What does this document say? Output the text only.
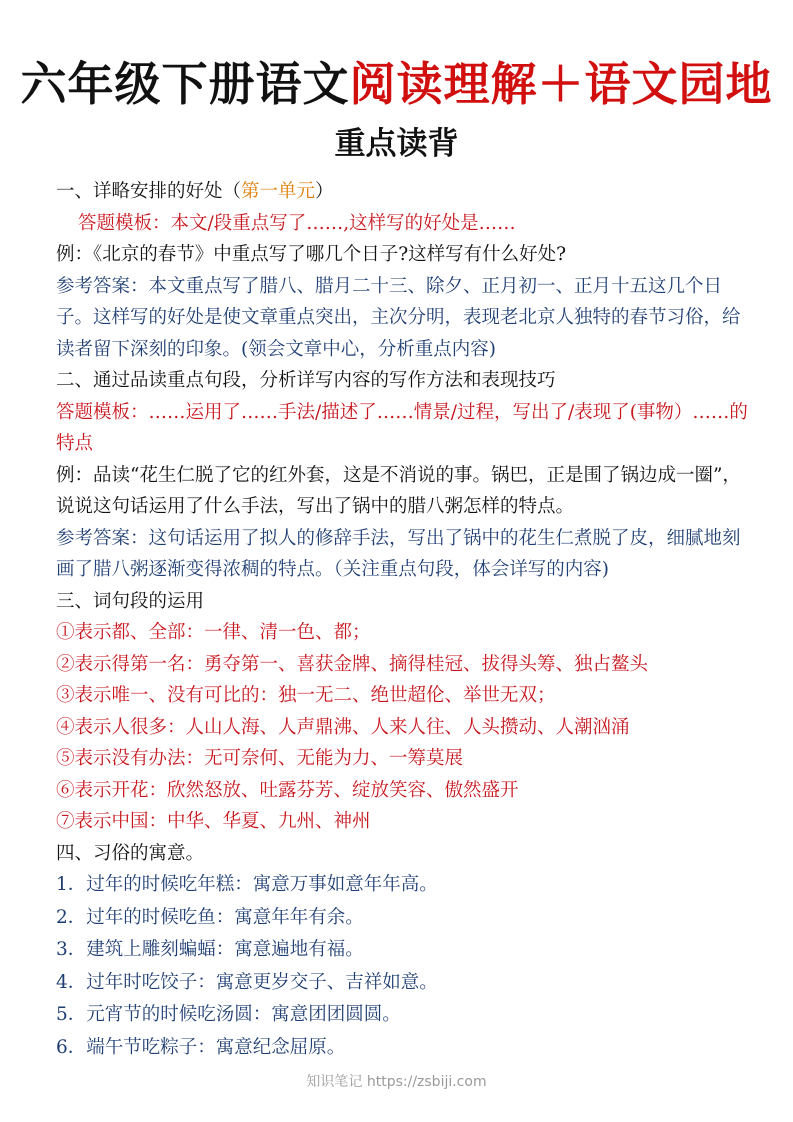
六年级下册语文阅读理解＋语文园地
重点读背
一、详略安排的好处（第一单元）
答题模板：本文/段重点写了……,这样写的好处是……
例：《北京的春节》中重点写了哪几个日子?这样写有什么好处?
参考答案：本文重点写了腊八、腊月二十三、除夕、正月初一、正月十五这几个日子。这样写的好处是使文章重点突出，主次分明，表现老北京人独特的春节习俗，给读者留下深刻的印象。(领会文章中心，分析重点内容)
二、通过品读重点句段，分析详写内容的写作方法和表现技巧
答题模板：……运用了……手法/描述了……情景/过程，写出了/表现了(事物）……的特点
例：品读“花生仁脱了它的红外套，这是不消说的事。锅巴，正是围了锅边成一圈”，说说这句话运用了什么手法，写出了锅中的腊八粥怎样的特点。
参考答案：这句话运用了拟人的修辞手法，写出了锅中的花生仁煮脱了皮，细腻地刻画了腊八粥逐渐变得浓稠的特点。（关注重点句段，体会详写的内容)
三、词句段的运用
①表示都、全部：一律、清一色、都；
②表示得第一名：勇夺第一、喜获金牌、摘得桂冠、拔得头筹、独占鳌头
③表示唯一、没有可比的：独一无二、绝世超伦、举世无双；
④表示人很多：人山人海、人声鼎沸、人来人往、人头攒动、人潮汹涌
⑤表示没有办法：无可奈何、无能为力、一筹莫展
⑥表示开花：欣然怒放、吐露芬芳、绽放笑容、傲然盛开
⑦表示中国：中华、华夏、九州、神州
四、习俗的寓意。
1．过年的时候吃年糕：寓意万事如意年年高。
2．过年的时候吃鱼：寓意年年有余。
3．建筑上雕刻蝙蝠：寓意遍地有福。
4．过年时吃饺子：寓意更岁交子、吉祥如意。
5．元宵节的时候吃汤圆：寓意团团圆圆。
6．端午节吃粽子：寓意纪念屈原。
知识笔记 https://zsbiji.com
==
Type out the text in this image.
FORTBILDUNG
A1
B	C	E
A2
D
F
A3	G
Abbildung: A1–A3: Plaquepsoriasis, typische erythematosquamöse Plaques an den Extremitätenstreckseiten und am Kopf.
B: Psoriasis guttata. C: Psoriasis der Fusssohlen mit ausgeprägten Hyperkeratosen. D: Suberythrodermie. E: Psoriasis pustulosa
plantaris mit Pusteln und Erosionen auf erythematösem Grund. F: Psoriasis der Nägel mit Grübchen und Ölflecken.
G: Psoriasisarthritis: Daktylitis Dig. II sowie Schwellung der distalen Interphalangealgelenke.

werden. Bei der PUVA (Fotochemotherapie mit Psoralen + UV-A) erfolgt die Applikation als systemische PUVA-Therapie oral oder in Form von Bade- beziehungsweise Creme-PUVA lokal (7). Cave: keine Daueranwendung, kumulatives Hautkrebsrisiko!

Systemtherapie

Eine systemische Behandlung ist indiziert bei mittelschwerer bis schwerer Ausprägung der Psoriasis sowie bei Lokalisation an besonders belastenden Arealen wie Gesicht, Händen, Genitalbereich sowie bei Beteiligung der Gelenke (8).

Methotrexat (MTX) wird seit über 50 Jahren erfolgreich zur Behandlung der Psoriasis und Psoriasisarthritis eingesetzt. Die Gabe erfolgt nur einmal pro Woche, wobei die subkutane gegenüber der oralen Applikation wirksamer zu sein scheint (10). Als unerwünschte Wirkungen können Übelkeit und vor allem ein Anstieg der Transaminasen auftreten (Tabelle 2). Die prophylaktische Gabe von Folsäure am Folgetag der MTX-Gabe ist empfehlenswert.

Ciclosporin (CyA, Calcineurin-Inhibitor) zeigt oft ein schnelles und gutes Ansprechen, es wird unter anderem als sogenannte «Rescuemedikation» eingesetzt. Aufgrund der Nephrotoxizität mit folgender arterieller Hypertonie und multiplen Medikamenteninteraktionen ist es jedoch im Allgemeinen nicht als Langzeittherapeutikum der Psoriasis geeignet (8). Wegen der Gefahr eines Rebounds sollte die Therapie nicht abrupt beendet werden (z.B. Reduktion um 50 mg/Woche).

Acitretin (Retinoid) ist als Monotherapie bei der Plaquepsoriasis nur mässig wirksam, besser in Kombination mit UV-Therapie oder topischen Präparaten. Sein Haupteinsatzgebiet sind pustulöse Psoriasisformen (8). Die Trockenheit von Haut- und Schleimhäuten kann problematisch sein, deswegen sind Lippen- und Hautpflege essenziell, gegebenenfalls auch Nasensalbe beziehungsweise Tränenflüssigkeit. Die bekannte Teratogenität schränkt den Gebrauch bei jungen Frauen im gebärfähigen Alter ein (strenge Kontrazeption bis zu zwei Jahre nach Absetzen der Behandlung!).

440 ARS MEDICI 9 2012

▶ [DIRECTIONS]
From the data above, copy each line where the string "text" appears.

▶ [OUTPUT]
What does this document say? Output the text only.
Type out the text in this image.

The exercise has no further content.